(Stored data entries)
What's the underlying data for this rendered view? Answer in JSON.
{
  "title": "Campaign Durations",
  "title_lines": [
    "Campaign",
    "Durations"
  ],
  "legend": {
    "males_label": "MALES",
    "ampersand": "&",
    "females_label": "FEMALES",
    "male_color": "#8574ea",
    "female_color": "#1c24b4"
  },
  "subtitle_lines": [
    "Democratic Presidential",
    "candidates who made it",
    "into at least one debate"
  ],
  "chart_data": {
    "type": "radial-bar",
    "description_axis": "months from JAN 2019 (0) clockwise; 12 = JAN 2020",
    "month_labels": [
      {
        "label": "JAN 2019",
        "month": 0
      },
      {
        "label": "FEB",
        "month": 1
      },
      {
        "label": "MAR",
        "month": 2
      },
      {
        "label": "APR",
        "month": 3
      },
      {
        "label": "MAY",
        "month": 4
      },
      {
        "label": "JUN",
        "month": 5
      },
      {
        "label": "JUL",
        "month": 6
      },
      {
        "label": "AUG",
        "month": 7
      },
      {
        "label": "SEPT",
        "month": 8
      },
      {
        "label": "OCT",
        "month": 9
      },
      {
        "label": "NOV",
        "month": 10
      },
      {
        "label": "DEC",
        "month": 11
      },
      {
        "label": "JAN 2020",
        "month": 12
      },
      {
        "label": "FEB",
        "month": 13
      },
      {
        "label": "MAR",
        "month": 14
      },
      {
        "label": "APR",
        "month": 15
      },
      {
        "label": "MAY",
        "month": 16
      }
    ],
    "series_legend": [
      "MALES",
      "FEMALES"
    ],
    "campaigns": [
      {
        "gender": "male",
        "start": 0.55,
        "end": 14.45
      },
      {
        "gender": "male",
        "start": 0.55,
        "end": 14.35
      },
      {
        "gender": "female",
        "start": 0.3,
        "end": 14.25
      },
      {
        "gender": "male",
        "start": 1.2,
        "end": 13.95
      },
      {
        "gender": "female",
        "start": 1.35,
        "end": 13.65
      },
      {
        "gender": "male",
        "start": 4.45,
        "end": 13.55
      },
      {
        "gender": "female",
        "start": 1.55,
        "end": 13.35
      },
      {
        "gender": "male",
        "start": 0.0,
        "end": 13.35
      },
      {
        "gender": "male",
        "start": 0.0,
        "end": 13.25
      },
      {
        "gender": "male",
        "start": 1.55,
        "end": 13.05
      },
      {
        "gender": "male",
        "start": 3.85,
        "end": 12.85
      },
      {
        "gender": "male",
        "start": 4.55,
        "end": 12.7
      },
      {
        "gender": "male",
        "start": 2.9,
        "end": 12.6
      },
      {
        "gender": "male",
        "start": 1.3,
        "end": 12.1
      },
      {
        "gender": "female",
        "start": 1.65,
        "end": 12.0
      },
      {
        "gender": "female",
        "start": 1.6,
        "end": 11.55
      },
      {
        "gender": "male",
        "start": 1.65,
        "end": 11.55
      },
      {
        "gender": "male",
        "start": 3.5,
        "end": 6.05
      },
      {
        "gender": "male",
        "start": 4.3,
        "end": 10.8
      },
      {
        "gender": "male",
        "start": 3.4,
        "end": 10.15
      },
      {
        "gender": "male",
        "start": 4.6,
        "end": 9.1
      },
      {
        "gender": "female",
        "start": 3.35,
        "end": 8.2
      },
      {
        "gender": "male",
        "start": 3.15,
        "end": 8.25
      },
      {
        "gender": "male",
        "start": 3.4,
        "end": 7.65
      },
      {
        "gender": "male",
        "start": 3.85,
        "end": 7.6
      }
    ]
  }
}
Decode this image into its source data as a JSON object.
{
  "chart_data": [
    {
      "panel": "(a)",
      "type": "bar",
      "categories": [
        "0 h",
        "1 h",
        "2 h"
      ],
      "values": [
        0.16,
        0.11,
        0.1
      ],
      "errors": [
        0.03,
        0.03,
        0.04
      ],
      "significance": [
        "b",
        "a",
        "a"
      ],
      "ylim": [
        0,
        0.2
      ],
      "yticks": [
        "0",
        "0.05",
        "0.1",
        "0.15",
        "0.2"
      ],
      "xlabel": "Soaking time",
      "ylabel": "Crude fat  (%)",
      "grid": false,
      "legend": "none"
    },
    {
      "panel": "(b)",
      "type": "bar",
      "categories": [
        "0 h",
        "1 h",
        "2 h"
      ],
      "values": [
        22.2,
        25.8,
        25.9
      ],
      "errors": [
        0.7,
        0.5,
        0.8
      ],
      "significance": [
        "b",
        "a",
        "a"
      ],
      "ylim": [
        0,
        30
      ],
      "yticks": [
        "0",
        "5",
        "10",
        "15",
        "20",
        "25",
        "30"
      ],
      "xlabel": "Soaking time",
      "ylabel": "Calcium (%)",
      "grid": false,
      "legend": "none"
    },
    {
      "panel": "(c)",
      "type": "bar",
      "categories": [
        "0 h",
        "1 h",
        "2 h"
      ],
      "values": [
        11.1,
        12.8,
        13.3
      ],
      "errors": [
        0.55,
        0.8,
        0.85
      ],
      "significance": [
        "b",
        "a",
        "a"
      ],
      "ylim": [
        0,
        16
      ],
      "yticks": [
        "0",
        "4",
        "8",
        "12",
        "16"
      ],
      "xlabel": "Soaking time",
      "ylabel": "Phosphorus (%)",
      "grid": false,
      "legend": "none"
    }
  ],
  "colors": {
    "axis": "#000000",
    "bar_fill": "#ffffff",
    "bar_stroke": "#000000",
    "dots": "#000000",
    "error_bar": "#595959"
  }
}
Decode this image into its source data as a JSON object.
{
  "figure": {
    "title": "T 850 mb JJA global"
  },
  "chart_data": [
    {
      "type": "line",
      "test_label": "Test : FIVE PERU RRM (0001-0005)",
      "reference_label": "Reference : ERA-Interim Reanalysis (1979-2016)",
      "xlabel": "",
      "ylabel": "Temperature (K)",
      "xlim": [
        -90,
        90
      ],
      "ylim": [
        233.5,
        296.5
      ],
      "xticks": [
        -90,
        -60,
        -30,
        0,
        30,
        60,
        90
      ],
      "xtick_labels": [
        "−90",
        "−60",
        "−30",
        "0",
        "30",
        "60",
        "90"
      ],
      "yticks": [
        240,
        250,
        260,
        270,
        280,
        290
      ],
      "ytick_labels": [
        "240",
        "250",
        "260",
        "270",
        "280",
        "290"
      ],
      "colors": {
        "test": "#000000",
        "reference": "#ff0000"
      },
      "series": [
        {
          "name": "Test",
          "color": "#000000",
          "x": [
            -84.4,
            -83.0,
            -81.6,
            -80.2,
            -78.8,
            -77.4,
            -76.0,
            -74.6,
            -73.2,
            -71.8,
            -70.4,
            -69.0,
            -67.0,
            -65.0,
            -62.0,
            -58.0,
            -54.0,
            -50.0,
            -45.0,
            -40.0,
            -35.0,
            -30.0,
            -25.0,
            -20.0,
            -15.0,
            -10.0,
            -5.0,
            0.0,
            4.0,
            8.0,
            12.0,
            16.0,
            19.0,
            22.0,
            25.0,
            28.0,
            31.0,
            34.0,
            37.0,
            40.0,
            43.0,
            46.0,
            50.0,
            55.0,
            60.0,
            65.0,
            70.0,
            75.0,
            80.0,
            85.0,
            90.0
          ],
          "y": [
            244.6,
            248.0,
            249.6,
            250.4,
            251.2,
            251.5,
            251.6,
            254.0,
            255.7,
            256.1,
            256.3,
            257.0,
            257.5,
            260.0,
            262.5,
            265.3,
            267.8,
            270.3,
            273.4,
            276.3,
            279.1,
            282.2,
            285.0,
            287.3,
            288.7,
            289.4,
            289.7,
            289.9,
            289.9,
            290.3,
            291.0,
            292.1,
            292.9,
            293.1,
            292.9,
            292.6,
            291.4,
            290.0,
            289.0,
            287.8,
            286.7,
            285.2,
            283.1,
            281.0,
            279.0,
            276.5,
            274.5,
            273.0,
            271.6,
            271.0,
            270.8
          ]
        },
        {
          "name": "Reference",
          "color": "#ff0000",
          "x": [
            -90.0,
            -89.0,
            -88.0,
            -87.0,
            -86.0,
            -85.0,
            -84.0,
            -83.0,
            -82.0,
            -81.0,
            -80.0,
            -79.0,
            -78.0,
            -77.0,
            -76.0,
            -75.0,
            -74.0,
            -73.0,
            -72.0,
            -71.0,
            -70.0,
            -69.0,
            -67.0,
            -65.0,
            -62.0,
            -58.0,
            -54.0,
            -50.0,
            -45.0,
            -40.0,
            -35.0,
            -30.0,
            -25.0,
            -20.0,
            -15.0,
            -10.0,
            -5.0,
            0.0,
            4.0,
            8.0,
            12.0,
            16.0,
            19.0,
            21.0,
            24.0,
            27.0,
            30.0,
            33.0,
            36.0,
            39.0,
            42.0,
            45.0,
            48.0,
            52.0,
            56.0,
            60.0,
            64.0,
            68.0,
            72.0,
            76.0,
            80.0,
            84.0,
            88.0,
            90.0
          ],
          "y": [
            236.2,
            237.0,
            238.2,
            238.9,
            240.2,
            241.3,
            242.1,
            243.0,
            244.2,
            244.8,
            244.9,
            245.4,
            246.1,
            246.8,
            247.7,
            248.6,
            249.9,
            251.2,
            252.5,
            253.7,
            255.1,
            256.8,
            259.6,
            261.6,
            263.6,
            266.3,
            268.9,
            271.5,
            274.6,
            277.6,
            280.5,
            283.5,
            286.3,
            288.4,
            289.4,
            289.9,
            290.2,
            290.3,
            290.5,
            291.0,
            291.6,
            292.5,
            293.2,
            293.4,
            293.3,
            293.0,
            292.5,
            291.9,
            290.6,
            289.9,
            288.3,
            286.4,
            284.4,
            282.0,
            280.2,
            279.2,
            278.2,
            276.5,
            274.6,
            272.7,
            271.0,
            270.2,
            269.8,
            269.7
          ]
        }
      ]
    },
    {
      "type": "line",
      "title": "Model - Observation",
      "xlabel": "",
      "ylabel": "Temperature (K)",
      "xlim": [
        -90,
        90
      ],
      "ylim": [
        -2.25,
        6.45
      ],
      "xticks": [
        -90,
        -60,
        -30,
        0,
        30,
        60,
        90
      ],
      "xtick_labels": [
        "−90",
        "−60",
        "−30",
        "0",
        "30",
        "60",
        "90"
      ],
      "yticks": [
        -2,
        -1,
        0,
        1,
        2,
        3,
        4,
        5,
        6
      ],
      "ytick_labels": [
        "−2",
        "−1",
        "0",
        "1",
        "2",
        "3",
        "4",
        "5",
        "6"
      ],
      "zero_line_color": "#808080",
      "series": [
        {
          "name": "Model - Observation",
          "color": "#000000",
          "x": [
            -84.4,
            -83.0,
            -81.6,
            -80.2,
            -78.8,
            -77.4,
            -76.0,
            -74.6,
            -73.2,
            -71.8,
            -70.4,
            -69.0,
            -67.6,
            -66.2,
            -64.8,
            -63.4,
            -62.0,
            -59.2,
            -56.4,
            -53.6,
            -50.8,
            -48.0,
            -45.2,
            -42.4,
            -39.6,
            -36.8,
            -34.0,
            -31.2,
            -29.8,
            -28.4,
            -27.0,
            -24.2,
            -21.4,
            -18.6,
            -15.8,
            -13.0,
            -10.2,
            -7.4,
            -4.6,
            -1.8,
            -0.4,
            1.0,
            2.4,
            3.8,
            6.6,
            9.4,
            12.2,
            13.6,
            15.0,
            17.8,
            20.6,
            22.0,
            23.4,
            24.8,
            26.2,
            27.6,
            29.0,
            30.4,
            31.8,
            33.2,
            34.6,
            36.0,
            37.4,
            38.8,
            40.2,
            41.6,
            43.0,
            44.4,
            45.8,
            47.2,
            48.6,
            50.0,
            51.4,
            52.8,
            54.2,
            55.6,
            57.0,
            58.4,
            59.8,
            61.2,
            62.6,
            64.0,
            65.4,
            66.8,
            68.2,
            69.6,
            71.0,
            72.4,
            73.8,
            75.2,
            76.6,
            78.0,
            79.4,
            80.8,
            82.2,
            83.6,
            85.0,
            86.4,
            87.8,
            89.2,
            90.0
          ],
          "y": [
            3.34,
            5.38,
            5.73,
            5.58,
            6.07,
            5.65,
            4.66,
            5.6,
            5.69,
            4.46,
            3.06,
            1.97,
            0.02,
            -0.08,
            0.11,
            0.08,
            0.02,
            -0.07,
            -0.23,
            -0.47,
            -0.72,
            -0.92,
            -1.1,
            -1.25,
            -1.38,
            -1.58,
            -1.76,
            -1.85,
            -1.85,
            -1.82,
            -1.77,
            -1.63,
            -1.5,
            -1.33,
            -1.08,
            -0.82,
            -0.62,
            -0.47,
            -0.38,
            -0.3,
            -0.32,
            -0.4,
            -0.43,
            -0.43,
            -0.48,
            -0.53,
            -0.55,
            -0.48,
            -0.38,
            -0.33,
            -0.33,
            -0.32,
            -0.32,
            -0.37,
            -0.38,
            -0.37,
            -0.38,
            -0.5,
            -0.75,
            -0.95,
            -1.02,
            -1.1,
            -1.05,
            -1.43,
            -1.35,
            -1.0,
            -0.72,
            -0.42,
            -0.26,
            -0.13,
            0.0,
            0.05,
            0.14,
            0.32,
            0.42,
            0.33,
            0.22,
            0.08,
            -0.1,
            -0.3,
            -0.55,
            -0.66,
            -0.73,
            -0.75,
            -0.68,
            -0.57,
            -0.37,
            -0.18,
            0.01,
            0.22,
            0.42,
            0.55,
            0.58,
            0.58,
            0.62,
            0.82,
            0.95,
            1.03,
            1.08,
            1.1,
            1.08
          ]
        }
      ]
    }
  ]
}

> [The problem]: Determine the number of lines in the listing that hold the word "ylabel", and supply that number and nothing further.

> [Result of the exercise]: 5